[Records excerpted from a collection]

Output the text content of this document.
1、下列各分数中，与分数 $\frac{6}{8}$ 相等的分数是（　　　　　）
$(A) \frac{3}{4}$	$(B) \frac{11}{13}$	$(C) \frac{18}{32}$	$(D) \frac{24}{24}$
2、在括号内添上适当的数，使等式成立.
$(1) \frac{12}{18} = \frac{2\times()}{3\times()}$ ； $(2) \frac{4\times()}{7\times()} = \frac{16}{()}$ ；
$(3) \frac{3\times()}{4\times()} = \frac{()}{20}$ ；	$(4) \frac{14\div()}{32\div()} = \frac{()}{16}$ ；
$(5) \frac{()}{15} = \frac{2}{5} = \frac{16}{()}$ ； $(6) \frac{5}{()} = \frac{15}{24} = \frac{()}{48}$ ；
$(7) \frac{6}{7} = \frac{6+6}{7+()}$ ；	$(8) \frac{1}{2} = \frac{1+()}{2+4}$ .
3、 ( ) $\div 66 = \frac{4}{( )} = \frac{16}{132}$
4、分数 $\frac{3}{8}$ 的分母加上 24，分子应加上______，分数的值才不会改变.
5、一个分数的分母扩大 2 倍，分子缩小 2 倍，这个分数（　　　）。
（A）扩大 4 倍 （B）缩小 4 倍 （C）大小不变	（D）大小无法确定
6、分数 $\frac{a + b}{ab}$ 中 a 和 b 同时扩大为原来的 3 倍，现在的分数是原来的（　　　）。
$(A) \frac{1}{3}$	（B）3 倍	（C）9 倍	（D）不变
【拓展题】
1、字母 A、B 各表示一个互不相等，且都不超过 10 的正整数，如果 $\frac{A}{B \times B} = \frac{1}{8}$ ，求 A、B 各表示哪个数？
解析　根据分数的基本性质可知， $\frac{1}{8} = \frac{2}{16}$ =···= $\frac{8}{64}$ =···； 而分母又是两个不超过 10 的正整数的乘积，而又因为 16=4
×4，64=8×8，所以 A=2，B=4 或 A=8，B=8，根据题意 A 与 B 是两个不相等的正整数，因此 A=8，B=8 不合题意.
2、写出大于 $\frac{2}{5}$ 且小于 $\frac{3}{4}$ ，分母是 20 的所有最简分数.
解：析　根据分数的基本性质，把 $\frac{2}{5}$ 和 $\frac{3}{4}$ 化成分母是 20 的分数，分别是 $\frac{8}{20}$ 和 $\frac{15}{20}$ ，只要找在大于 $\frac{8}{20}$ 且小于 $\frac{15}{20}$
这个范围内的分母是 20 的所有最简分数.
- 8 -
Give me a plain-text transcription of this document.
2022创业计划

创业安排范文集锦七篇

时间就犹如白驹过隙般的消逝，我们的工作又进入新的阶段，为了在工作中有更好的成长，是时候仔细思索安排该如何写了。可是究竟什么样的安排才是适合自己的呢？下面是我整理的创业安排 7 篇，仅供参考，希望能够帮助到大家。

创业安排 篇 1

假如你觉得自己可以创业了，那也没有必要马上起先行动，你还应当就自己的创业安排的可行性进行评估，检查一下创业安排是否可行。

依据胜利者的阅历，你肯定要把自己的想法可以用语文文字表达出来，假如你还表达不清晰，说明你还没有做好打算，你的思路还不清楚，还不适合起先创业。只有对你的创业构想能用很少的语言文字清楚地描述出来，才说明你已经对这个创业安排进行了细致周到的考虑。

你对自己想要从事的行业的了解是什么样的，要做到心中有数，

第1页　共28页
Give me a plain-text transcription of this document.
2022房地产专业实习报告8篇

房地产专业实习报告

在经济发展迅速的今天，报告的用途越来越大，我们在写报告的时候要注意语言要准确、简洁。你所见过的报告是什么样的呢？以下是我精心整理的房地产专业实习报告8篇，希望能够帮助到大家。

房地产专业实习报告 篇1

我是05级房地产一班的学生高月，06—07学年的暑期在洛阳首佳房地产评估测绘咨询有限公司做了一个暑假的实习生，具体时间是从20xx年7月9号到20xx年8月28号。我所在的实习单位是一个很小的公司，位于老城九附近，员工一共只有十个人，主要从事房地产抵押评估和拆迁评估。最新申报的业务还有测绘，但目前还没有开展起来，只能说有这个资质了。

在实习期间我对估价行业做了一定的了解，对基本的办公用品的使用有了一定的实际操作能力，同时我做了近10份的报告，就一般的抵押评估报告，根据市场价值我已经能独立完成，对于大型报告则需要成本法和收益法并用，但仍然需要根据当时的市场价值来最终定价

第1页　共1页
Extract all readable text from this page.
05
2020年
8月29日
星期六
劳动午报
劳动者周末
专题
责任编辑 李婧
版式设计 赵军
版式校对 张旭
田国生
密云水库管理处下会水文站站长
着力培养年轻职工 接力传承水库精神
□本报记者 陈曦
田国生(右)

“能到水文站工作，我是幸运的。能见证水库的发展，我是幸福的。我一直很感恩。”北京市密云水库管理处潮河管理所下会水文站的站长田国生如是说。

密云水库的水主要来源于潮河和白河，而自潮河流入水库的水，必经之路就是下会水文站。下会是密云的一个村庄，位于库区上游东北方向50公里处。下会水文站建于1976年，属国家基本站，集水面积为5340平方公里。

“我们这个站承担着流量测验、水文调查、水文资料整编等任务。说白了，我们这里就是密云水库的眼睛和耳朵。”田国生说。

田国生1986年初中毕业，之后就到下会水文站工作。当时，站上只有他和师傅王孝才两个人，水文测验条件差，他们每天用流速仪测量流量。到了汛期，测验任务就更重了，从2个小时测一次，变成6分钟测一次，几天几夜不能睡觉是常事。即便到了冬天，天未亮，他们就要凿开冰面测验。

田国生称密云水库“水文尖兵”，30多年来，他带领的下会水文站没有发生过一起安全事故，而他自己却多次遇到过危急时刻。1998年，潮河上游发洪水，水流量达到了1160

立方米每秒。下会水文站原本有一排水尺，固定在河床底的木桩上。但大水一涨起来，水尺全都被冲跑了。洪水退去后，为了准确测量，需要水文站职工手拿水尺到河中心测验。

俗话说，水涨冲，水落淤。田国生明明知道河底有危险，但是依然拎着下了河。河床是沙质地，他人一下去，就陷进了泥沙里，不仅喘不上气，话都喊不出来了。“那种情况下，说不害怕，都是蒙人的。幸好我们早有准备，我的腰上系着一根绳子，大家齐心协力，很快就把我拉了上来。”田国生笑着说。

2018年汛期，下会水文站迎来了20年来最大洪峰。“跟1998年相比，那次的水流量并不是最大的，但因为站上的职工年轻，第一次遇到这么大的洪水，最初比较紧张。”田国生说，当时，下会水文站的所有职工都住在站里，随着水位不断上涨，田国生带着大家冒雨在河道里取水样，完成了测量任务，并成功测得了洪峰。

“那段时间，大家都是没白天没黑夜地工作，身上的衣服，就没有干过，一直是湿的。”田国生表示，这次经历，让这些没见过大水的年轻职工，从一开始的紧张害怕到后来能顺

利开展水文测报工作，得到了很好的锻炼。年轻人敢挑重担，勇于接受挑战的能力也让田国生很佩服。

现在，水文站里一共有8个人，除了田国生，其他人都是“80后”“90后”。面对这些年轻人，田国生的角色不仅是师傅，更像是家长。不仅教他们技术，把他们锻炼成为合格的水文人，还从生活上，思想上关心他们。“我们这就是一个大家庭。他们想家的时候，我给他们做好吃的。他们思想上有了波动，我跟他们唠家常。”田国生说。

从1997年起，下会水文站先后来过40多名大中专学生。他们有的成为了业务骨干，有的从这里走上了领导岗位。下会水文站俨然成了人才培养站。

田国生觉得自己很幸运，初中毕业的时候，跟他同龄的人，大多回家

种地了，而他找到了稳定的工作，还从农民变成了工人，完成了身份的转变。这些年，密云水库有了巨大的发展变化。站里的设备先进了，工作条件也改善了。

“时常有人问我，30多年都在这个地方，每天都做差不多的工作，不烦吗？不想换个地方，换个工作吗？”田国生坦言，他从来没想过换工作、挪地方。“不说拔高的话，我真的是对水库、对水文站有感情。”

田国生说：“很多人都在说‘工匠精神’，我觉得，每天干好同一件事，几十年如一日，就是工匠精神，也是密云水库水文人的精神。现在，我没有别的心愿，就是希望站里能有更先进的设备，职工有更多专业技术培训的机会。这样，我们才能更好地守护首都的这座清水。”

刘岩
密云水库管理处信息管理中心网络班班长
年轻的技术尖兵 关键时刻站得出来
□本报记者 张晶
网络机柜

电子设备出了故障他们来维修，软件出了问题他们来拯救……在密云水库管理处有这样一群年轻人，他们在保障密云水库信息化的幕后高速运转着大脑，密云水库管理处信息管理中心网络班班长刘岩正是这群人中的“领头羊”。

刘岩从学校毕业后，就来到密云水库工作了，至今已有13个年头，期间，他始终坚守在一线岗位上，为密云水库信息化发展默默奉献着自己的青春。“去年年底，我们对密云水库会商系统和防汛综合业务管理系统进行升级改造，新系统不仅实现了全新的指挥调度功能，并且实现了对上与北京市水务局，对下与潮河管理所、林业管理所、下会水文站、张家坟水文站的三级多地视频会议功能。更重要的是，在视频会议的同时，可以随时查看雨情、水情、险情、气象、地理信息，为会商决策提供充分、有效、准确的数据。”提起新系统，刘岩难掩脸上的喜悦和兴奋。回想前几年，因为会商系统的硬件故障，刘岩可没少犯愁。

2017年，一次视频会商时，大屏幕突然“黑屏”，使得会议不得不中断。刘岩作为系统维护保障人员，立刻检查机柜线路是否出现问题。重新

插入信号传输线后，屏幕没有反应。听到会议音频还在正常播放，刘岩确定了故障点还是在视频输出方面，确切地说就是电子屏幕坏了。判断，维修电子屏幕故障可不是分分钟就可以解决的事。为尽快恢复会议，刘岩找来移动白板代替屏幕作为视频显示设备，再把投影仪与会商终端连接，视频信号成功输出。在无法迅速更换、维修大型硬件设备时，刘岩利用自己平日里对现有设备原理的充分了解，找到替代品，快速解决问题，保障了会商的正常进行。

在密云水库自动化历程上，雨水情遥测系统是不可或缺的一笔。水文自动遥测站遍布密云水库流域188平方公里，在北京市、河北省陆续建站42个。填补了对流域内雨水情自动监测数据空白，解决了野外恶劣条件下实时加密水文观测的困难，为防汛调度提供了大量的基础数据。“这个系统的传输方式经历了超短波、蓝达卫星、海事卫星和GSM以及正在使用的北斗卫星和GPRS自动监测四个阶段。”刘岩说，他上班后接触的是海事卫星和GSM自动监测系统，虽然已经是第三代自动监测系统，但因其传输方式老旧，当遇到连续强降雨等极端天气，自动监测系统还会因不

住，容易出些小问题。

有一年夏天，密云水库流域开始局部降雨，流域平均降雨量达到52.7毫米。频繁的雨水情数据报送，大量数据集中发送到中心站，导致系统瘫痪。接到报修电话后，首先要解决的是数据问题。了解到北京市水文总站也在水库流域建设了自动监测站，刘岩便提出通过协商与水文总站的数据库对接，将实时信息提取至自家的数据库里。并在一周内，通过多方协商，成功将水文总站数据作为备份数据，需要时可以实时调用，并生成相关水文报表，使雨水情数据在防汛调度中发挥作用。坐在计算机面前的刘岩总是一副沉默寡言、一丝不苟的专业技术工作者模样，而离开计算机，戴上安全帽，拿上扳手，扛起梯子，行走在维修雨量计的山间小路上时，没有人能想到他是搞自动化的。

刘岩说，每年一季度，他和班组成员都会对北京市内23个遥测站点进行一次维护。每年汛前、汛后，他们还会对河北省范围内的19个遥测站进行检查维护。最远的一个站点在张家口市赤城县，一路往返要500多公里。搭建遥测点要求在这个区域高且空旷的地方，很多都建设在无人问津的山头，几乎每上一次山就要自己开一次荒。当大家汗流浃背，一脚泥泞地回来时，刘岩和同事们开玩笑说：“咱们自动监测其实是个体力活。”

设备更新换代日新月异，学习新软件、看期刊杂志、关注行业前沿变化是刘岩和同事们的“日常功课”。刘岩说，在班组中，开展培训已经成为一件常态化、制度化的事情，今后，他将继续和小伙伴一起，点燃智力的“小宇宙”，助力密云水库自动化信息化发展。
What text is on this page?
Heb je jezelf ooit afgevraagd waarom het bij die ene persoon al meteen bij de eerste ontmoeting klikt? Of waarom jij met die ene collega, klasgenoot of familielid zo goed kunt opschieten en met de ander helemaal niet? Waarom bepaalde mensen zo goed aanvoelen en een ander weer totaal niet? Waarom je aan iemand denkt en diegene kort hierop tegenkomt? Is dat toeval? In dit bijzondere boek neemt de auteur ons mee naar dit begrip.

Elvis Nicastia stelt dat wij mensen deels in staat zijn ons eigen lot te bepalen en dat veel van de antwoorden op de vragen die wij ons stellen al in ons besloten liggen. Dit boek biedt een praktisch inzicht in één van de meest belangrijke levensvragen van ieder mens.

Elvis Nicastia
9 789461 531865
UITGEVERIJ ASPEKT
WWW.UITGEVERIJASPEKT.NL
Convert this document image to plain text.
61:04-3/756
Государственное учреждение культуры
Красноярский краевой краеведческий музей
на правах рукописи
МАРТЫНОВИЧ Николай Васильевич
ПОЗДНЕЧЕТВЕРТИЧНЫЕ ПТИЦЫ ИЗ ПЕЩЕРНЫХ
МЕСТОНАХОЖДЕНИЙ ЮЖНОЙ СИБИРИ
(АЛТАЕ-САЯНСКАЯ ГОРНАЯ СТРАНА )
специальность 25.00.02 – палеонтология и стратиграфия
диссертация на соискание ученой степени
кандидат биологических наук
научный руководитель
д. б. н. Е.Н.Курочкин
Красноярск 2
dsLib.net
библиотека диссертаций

**TASK PROMPT**
Show every line in the entries where the string "text" occurs.

**SOLUTION TO THIS PROBLEM**
Output the text content of this document.
Give me a plain-text transcription of this document.
Give me a plain-text transcription of this document.
Extract all readable text from this page.
What text is on this page?
Convert this document image to plain text.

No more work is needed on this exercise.